**Text block:**
Integrating field, textural, and geochemical monitoring to track eruption triggers and dynamics: a case study from Piton de la Fournaise
- 1Université Clermont Auvergne, CNRS, IRD, OPGC, Laboratoire Magmas et Volcans, 63000 Clermont-Ferrand, France
- 2Institut de Physique du Globe (IPGP), Sorbonne Paris-Cite, CNRS UMR-7154, Université Paris Diderot, Observatoire Volcanologique du Pitonde la Fournaise (OVPF), Bourg-Murat, France
- 3Laboratoire Géosciences Réunion, Université de La Réunion, Institut de Physique du Globe de Paris, Sorbonne Paris-Cité, UMR 7154 CNRS, 97715 Saint-Denis, France
Abstract. The 2014 eruption at Piton de la Fournaise (PdF), La Réunion, which occurred after 41 months of quiescence, began with surprisingly little precursory activity and was one of the smallest so far observed at PdF in terms of duration (less than 2 days) and volume (less than 0.4 × 106 m3). The pyroclastic material was composed of golden basaltic pumice along with fluidal, spiny iridescent and spiny opaque basaltic scoria. Density analyses performed on 200 lapilli reveal that while the spiny opaque clasts are the densest (1600 kg m−3) and most crystalline (55 vol. %), the golden pumices are the least dense (400 kg m−3) and crystalline (8 vol. %). The connectivity data indicate that the fluidal and golden (Hawaiian-like) clasts have more isolated vesicles (up to 40 vol. %) than the spiny (Strombolian-like) clasts (0–5 vol. %). These textural variations are linked to primary pre-eruptive magma storage conditions. The golden and fluidal fragments track the hotter portion of the melt, in contrast to the spiny fragments and lava that mirror the cooler portion of the shallow reservoir. Exponential decay of the magma ascent and output rates through time revealed depressurization of the source during which a stratified storage system was progressively tapped. Increasing syn-eruptive degassing and melt–gas decoupling led to a decrease in the explosive intensity from early fountaining to Strombolian activity. The geochemical results confirm the absence of new input of hot magma into the 2014 reservoir and confirm the emission of a single shallow, differentiated magma source, possibly related to residual magma from the November 2009 eruption. Fast volatile exsolution and crystal–melt separation (second boiling) were triggered by deep pre-eruptive magma transfer and stress field change. Our study highlights the possibility that shallow magma pockets can be quickly reactivated by deep processes without mass or energy (heat) transfer and produce hazardous eruptions with only short-term elusive precursors.

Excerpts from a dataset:
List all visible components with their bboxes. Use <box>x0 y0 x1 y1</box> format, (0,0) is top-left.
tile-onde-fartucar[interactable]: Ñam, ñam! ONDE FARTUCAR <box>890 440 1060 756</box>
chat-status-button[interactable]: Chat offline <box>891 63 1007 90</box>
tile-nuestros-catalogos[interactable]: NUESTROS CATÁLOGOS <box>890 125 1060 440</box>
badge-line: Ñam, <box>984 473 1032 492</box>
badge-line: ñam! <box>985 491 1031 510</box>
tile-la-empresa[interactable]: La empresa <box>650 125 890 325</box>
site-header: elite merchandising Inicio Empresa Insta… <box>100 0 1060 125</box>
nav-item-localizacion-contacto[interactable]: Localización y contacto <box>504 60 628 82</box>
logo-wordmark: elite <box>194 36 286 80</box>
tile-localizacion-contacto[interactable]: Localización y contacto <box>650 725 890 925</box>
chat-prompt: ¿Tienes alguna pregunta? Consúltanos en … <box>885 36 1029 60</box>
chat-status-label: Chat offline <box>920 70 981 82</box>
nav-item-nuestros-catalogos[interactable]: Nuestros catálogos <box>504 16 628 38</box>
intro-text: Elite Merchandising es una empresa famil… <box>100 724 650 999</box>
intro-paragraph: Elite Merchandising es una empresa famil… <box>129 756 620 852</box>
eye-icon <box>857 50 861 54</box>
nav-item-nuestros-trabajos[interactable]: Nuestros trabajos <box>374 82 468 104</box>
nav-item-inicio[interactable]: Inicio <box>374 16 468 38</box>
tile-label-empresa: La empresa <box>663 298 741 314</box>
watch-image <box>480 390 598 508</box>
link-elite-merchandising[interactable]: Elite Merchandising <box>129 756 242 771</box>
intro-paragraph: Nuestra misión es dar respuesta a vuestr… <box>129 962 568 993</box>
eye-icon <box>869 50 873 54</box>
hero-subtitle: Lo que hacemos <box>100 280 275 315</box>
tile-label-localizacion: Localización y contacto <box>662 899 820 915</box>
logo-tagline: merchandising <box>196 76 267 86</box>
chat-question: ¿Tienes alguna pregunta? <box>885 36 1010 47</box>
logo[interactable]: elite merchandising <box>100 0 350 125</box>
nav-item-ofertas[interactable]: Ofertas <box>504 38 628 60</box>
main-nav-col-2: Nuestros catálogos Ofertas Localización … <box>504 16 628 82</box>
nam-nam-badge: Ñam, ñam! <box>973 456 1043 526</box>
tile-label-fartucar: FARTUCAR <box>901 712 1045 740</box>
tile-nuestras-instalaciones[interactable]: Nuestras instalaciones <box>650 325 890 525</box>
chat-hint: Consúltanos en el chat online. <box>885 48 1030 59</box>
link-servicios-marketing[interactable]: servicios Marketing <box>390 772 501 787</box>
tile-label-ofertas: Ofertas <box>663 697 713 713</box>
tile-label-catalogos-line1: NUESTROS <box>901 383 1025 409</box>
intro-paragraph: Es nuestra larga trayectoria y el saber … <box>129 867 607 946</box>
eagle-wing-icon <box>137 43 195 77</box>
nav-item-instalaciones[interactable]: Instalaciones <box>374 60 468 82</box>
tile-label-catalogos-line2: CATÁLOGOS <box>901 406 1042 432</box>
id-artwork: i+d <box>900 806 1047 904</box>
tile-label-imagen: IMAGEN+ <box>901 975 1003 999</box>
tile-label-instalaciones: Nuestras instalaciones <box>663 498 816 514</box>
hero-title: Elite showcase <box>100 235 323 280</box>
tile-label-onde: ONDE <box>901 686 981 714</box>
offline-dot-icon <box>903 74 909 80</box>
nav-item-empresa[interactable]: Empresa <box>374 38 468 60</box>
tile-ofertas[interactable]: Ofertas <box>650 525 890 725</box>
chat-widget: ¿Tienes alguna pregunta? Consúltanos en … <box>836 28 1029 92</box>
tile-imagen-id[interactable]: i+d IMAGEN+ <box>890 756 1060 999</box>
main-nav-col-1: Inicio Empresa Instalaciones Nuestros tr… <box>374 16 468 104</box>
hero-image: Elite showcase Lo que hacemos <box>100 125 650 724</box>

**Exercise details:** Reproduce the full text on the 2014 Piton de la Fournaise eruption word for word.

**Response to this task:**
Integrating field, textural, and geochemical monitoring to track eruption triggers and dynamics: a case study from Piton de la Fournaise
- 1Université Clermont Auvergne, CNRS, IRD, OPGC, Laboratoire Magmas et Volcans, 63000 Clermont-Ferrand, France
- 2Institut de Physique du Globe (IPGP), Sorbonne Paris-Cite, CNRS UMR-7154, Université Paris Diderot, Observatoire Volcanologique du Pitonde la Fournaise (OVPF), Bourg-Murat, France
- 3Laboratoire Géosciences Réunion, Université de La Réunion, Institut de Physique du Globe de Paris, Sorbonne Paris-Cité, UMR 7154 CNRS, 97715 Saint-Denis, France
Abstract. The 2014 eruption at Piton de la Fournaise (PdF), La Réunion, which occurred after 41 months of quiescence, began with surprisingly little precursory activity and was one of the smallest so far observed at PdF in terms of duration (less than 2 days) and volume (less than 0.4 × 106 m3). The pyroclastic material was composed of golden basaltic pumice along with fluidal, spiny iridescent and spiny opaque basaltic scoria. Density analyses performed on 200 lapilli reveal that while the spiny opaque clasts are the densest (1600 kg m−3) and most crystalline (55 vol. %), the golden pumices are the least dense (400 kg m−3) and crystalline (8 vol. %). The connectivity data indicate that the fluidal and golden (Hawaiian-like) clasts have more isolated vesicles (up to 40 vol. %) than the spiny (Strombolian-like) clasts (0–5 vol. %). These textural variations are linked to primary pre-eruptive magma storage conditions. The golden and fluidal fragments track the hotter portion of the melt, in contrast to the spiny fragments and lava that mirror the cooler portion of the shallow reservoir. Exponential decay of the magma ascent and output rates through time revealed depressurization of the source during which a stratified storage system was progressively tapped. Increasing syn-eruptive degassing and melt–gas decoupling led to a decrease in the explosive intensity from early fountaining to Strombolian activity. The geochemical results confirm the absence of new input of hot magma into the 2014 reservoir and confirm the emission of a single shallow, differentiated magma source, possibly related to residual magma from the November 2009 eruption. Fast volatile exsolution and crystal–melt separation (second boiling) were triggered by deep pre-eruptive magma transfer and stress field change. Our study highlights the possibility that shallow magma pockets can be quickly reactivated by deep processes without mass or energy (heat) transfer and produce hazardous eruptions with only short-term elusive precursors.